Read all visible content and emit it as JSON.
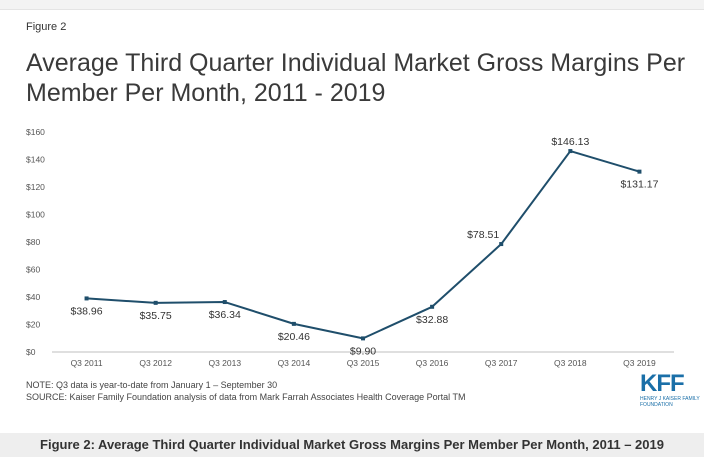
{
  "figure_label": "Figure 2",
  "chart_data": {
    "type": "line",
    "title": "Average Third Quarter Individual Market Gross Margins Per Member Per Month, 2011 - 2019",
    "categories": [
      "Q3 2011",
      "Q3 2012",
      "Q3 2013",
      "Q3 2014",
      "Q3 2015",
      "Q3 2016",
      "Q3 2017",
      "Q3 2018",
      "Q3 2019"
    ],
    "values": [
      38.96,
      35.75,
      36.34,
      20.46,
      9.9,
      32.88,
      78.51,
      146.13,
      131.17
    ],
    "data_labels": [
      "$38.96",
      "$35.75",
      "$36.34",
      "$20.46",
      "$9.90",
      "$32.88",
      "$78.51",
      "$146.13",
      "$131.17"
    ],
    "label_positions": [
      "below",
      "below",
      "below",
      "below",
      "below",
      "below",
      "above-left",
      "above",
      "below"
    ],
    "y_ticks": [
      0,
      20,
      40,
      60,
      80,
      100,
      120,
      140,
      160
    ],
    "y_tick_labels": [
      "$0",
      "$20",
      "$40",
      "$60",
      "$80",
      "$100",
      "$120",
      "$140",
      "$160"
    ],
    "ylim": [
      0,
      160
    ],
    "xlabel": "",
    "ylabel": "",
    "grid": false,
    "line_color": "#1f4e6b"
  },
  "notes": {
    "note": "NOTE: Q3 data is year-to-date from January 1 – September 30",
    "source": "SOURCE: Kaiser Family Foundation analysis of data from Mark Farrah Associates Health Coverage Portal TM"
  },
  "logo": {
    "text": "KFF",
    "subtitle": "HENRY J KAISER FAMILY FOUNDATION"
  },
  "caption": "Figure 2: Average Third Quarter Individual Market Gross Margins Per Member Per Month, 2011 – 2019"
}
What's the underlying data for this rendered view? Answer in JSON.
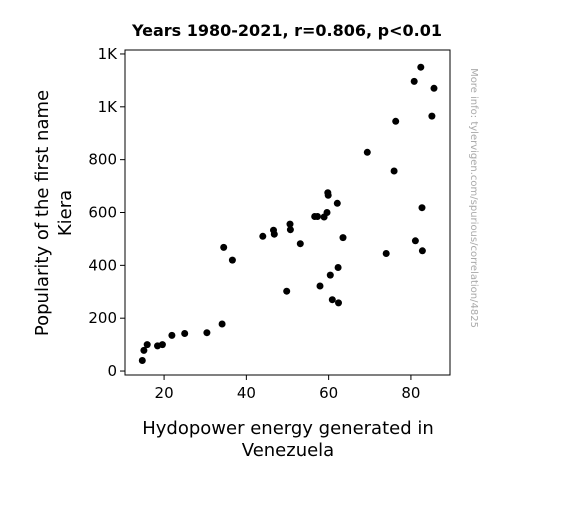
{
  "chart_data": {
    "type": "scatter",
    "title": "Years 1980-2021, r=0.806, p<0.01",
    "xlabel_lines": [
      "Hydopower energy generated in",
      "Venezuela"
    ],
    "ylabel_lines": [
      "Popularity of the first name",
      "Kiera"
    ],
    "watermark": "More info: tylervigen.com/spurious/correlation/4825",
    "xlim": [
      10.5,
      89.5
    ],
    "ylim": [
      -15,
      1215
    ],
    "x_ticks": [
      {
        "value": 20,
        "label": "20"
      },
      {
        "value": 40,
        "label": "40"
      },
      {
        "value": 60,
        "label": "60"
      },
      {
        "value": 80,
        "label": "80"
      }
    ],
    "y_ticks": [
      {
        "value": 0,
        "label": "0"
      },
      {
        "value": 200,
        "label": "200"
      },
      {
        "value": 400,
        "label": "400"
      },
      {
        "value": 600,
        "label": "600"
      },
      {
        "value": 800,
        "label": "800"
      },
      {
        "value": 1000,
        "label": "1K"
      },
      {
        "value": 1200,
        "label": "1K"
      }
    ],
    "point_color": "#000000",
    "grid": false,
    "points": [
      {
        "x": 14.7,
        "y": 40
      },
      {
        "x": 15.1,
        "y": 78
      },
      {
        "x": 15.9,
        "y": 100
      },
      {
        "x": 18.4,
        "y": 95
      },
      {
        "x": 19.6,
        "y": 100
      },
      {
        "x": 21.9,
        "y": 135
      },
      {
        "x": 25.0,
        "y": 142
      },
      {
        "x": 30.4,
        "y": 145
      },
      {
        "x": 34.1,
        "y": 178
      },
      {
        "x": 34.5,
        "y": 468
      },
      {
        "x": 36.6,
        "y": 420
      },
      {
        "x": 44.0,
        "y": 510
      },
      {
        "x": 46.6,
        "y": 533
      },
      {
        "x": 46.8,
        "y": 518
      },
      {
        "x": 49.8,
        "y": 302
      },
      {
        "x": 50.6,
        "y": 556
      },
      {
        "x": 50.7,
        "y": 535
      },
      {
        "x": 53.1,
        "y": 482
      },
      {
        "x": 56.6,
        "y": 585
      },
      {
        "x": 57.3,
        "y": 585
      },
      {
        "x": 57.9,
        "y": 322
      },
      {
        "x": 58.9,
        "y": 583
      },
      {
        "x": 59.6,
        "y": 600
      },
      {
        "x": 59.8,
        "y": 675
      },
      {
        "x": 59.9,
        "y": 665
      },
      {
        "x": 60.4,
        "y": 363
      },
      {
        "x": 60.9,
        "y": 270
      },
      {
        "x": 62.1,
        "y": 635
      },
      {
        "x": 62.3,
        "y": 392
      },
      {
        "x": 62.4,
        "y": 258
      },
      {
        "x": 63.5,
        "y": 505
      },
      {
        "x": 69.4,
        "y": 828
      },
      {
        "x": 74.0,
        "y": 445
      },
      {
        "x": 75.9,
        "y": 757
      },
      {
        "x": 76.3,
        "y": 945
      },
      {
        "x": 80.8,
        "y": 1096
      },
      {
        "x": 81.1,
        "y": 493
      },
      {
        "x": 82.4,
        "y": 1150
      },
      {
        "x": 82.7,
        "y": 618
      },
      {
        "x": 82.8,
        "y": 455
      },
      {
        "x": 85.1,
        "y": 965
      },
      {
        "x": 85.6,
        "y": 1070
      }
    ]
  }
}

■ ■ ■ ■

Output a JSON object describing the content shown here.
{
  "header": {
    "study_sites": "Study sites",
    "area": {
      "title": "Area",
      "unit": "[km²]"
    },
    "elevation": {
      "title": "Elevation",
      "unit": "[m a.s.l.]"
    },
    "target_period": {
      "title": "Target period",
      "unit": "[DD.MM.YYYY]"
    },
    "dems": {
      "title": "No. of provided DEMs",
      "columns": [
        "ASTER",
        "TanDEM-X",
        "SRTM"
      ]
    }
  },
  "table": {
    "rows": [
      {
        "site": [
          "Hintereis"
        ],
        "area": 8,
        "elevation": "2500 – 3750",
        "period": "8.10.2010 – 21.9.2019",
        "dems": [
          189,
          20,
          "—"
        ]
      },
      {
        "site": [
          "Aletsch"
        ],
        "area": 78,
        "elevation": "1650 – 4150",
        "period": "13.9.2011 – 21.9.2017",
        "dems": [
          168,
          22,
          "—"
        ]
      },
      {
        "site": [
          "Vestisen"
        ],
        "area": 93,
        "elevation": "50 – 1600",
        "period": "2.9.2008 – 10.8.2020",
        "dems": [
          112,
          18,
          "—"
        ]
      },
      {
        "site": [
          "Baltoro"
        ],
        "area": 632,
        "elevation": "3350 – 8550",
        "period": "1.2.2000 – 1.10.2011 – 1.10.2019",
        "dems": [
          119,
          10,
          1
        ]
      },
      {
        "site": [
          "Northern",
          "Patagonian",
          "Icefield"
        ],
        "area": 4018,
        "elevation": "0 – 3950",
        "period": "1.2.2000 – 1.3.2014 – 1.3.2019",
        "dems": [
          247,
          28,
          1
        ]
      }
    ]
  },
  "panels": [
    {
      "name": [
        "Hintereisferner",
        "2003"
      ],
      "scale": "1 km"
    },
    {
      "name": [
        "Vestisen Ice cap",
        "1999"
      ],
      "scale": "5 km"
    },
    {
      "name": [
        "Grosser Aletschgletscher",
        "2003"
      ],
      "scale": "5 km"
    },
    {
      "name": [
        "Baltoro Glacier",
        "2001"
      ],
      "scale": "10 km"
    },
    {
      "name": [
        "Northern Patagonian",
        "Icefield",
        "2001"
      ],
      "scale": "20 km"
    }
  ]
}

■ ■ ■ ■

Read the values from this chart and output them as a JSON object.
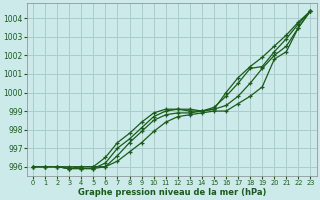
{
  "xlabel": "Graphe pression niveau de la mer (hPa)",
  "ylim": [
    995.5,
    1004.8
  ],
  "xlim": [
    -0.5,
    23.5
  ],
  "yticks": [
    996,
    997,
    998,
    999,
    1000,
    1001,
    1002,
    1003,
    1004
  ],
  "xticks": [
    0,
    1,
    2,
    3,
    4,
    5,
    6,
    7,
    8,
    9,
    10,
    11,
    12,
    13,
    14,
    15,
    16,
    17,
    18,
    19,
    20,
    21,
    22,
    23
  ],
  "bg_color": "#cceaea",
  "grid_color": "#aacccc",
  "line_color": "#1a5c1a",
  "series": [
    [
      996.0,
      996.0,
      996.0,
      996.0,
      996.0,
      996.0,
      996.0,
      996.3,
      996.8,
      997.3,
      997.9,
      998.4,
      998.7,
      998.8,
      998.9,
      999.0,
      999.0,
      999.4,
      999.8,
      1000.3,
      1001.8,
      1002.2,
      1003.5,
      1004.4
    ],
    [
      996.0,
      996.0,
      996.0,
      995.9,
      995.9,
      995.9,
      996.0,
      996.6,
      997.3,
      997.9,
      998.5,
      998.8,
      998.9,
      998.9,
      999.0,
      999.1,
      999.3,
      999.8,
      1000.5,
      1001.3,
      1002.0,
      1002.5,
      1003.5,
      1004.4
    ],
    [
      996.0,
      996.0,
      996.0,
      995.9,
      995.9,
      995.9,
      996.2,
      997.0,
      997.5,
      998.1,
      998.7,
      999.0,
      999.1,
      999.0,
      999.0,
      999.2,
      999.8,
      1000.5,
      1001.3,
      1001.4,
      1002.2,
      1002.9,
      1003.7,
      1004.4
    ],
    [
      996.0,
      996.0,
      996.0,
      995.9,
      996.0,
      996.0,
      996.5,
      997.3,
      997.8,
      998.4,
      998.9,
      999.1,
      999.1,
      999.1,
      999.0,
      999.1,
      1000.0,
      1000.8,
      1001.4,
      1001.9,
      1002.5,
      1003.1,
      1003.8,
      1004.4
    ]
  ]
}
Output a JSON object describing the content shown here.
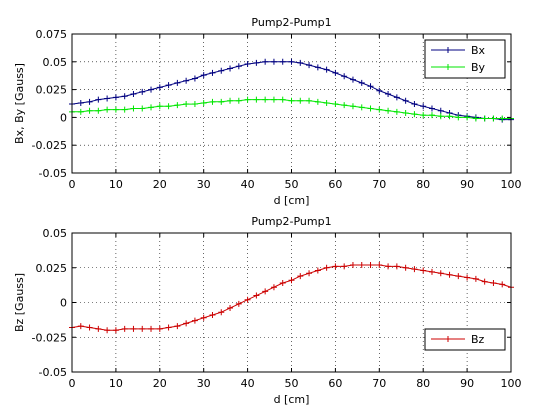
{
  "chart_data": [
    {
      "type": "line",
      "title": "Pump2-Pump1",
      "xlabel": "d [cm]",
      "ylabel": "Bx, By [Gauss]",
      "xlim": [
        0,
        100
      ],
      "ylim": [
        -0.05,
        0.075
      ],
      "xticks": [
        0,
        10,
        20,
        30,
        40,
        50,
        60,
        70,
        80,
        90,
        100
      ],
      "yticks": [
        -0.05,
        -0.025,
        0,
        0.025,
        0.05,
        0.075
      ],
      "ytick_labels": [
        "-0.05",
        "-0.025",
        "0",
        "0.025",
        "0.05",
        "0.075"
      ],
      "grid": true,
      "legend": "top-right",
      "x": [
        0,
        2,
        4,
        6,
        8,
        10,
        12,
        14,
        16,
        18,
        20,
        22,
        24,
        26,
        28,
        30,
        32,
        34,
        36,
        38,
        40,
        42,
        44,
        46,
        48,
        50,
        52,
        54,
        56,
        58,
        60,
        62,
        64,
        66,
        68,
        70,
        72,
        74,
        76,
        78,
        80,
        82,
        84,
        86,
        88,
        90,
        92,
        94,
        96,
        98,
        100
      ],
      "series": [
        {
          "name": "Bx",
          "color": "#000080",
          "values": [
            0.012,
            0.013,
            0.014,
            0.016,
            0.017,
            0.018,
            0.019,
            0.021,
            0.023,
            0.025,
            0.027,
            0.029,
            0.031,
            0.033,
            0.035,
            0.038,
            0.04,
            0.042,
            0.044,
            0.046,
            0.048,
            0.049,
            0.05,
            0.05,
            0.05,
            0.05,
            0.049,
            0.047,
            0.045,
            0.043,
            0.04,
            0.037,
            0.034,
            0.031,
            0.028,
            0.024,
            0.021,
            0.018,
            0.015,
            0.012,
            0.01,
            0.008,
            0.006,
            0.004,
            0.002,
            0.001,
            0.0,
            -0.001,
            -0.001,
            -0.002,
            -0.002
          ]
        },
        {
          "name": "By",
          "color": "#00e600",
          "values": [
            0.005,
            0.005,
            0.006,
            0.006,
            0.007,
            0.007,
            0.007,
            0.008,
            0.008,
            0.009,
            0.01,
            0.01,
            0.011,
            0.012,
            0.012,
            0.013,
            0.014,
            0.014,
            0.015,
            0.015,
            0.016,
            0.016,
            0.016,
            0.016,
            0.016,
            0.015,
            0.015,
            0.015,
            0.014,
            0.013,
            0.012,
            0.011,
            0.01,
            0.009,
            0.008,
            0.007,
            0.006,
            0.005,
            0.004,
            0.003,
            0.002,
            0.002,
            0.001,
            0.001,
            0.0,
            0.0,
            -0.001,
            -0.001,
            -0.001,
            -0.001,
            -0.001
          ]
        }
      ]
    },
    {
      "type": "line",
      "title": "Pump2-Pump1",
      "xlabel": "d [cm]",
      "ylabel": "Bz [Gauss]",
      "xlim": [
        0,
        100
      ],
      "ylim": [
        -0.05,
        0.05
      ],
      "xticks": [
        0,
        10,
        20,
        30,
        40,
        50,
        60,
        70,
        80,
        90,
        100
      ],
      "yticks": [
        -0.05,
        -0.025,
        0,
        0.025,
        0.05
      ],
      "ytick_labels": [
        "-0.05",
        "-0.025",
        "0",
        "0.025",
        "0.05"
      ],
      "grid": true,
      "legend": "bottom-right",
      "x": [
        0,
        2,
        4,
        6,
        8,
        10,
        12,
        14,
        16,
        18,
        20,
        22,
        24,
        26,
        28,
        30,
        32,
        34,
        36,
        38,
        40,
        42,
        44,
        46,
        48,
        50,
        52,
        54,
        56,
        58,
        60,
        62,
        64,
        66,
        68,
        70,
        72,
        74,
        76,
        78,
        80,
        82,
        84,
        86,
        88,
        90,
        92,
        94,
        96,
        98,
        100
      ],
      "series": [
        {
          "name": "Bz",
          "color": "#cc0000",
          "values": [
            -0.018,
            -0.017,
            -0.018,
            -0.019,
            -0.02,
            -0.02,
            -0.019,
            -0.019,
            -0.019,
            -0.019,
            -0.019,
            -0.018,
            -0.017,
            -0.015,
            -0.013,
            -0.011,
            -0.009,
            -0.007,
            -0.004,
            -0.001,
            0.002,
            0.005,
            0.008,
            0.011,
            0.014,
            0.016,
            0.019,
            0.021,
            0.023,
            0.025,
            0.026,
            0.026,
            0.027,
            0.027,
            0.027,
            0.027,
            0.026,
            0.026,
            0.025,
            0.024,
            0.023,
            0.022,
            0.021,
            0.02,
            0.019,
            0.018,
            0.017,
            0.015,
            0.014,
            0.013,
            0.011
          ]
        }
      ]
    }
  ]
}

■ ■ ■ ■

- EXERCISE INSTRUCTIONS
Whichever lines contain the string "Third", select and copy them.

- CORRECT OUTPUT
    "title": "Average Third Quarter Individual Market Gross Margins Per Member Per Month, 2011 - 2019",
  "caption": "Figure 2: Average Third Quarter Individual Market Gross Margins Per Member Per Month, 2011 – 2019"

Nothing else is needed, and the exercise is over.